# start of Supplied records
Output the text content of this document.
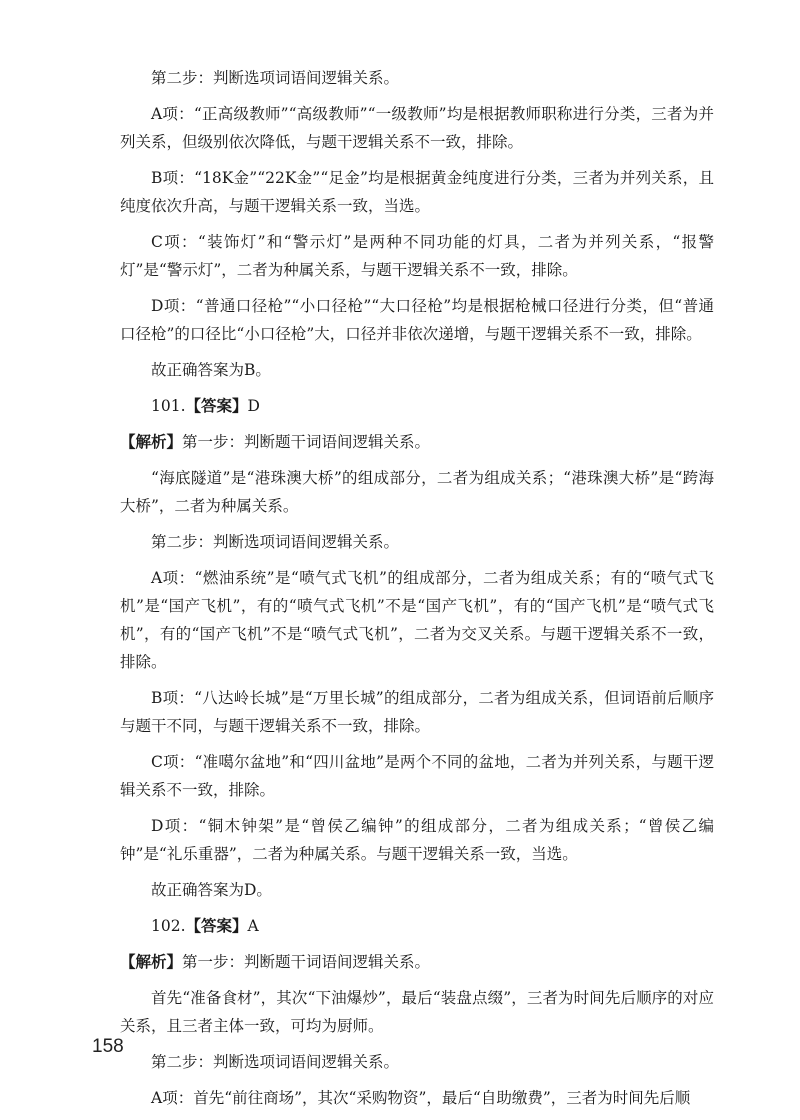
第二步：判断选项词语间逻辑关系。

A项：“正高级教师”“高级教师”“一级教师”均是根据教师职称进行分类，三者为并列关系，但级别依次降低，与题干逻辑关系不一致，排除。

B项：“18K金”“22K金”“足金”均是根据黄金纯度进行分类，三者为并列关系，且纯度依次升高，与题干逻辑关系一致，当选。

C项：“装饰灯”和“警示灯”是两种不同功能的灯具，二者为并列关系，“报警灯”是“警示灯”，二者为种属关系，与题干逻辑关系不一致，排除。

D项：“普通口径枪”“小口径枪”“大口径枪”均是根据枪械口径进行分类，但“普通口径枪”的口径比“小口径枪”大，口径并非依次递增，与题干逻辑关系不一致，排除。

故正确答案为B。

101.【答案】D

【解析】第一步：判断题干词语间逻辑关系。

“海底隧道”是“港珠澳大桥”的组成部分，二者为组成关系；“港珠澳大桥”是“跨海大桥”，二者为种属关系。

第二步：判断选项词语间逻辑关系。

A项：“燃油系统”是“喷气式飞机”的组成部分，二者为组成关系；有的“喷气式飞机”是“国产飞机”，有的“喷气式飞机”不是“国产飞机”，有的“国产飞机”是“喷气式飞机”，有的“国产飞机”不是“喷气式飞机”，二者为交叉关系。与题干逻辑关系不一致，排除。

B项：“八达岭长城”是“万里长城”的组成部分，二者为组成关系，但词语前后顺序与题干不同，与题干逻辑关系不一致，排除。

C项：“准噶尔盆地”和“四川盆地”是两个不同的盆地，二者为并列关系，与题干逻辑关系不一致，排除。

D项：“铜木钟架”是“曾侯乙编钟”的组成部分，二者为组成关系；“曾侯乙编钟”是“礼乐重器”，二者为种属关系。与题干逻辑关系一致，当选。

故正确答案为D。

102.【答案】A

【解析】第一步：判断题干词语间逻辑关系。

首先“准备食材”，其次“下油爆炒”，最后“装盘点缀”，三者为时间先后顺序的对应关系，且三者主体一致，可均为厨师。

第二步：判断选项词语间逻辑关系。

A项：首先“前往商场”，其次“采购物资”，最后“自助缴费”，三者为时间先后顺

158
# end of Supplied records
## Aim of the task
Output every entry exactly as given; pictures are not part of the copy.

## Complete response
Output the text content of this document.
第二步：判断选项词语间逻辑关系。

A项：“正高级教师”“高级教师”“一级教师”均是根据教师职称进行分类，三者为并列关系，但级别依次降低，与题干逻辑关系不一致，排除。

B项：“18K金”“22K金”“足金”均是根据黄金纯度进行分类，三者为并列关系，且纯度依次升高，与题干逻辑关系一致，当选。

C项：“装饰灯”和“警示灯”是两种不同功能的灯具，二者为并列关系，“报警灯”是“警示灯”，二者为种属关系，与题干逻辑关系不一致，排除。

D项：“普通口径枪”“小口径枪”“大口径枪”均是根据枪械口径进行分类，但“普通口径枪”的口径比“小口径枪”大，口径并非依次递增，与题干逻辑关系不一致，排除。

故正确答案为B。

101.【答案】D

【解析】第一步：判断题干词语间逻辑关系。

“海底隧道”是“港珠澳大桥”的组成部分，二者为组成关系；“港珠澳大桥”是“跨海大桥”，二者为种属关系。

第二步：判断选项词语间逻辑关系。

A项：“燃油系统”是“喷气式飞机”的组成部分，二者为组成关系；有的“喷气式飞机”是“国产飞机”，有的“喷气式飞机”不是“国产飞机”，有的“国产飞机”是“喷气式飞机”，有的“国产飞机”不是“喷气式飞机”，二者为交叉关系。与题干逻辑关系不一致，排除。

B项：“八达岭长城”是“万里长城”的组成部分，二者为组成关系，但词语前后顺序与题干不同，与题干逻辑关系不一致，排除。

C项：“准噶尔盆地”和“四川盆地”是两个不同的盆地，二者为并列关系，与题干逻辑关系不一致，排除。

D项：“铜木钟架”是“曾侯乙编钟”的组成部分，二者为组成关系；“曾侯乙编钟”是“礼乐重器”，二者为种属关系。与题干逻辑关系一致，当选。

故正确答案为D。

102.【答案】A

【解析】第一步：判断题干词语间逻辑关系。

首先“准备食材”，其次“下油爆炒”，最后“装盘点缀”，三者为时间先后顺序的对应关系，且三者主体一致，可均为厨师。

第二步：判断选项词语间逻辑关系。

A项：首先“前往商场”，其次“采购物资”，最后“自助缴费”，三者为时间先后顺

158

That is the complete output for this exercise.